*Exercise*
The records below must be written out exactly, with every picture left behind.

#### The data ####

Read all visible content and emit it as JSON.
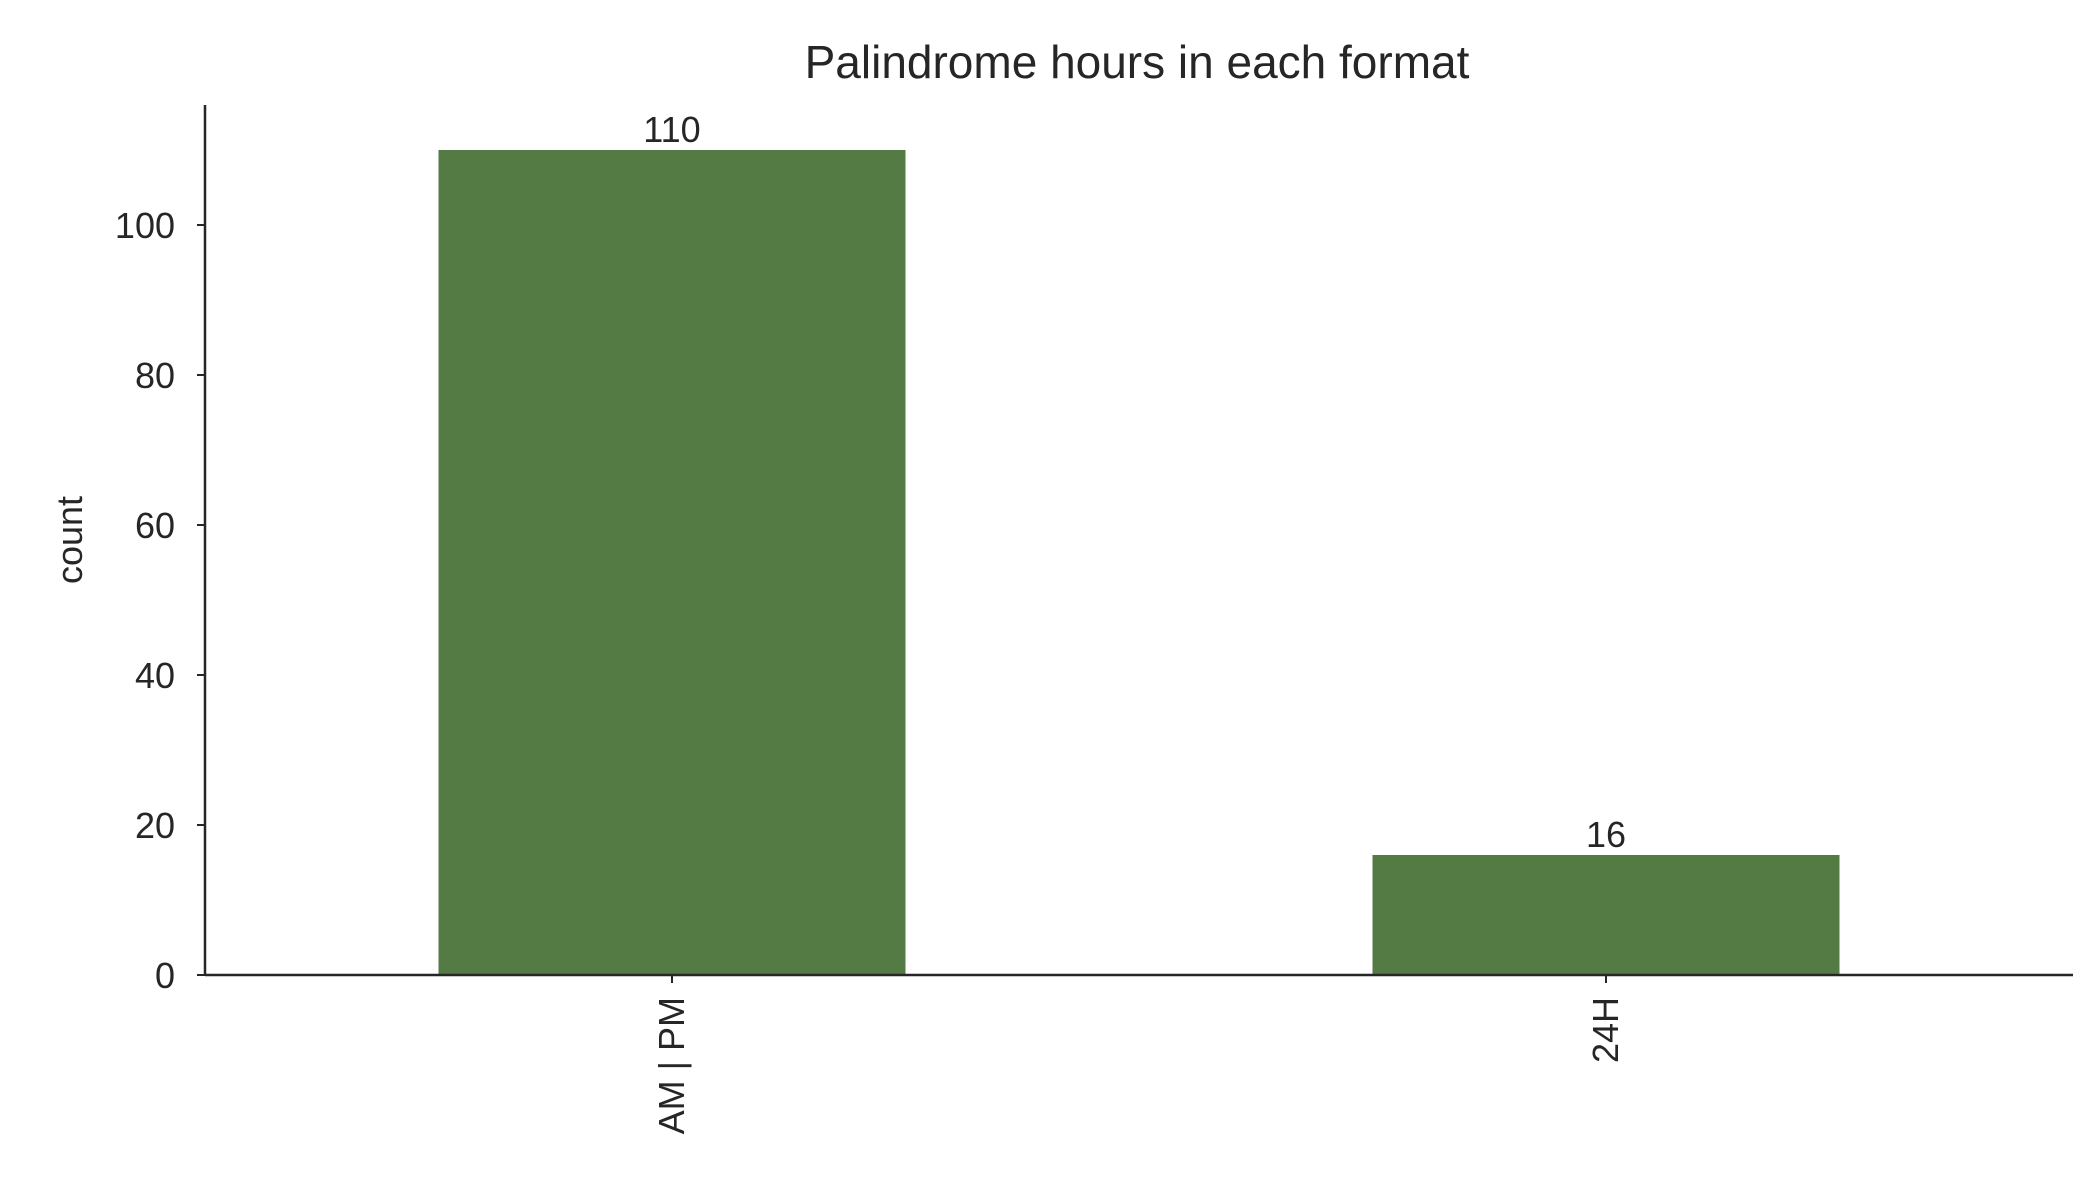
{
  "chart_data": {
    "type": "bar",
    "title": "Palindrome hours in each format",
    "xlabel": "",
    "ylabel": "count",
    "categories": [
      "AM | PM",
      "24H"
    ],
    "values": [
      110,
      16
    ],
    "bar_labels": [
      "110",
      "16"
    ],
    "ylim": [
      0,
      116
    ],
    "yticks": [
      0,
      20,
      40,
      60,
      80,
      100
    ],
    "ytick_labels": [
      "0",
      "20",
      "40",
      "60",
      "80",
      "100"
    ],
    "xtick_rotation": "vertical",
    "grid": false,
    "legend": "none",
    "colors": {
      "bar": "#557b45",
      "axis": "#262626",
      "text": "#262626"
    }
  }
}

####

*Response to this task*
Read all visible content and emit it as JSON.
{
  "chart_data": {
    "type": "bar",
    "title": "Palindrome hours in each format",
    "xlabel": "",
    "ylabel": "count",
    "categories": [
      "AM | PM",
      "24H"
    ],
    "values": [
      110,
      16
    ],
    "bar_labels": [
      "110",
      "16"
    ],
    "ylim": [
      0,
      116
    ],
    "yticks": [
      0,
      20,
      40,
      60,
      80,
      100
    ],
    "ytick_labels": [
      "0",
      "20",
      "40",
      "60",
      "80",
      "100"
    ],
    "xtick_rotation": "vertical",
    "grid": false,
    "legend": "none",
    "colors": {
      "bar": "#557b45",
      "axis": "#262626",
      "text": "#262626"
    }
  }
}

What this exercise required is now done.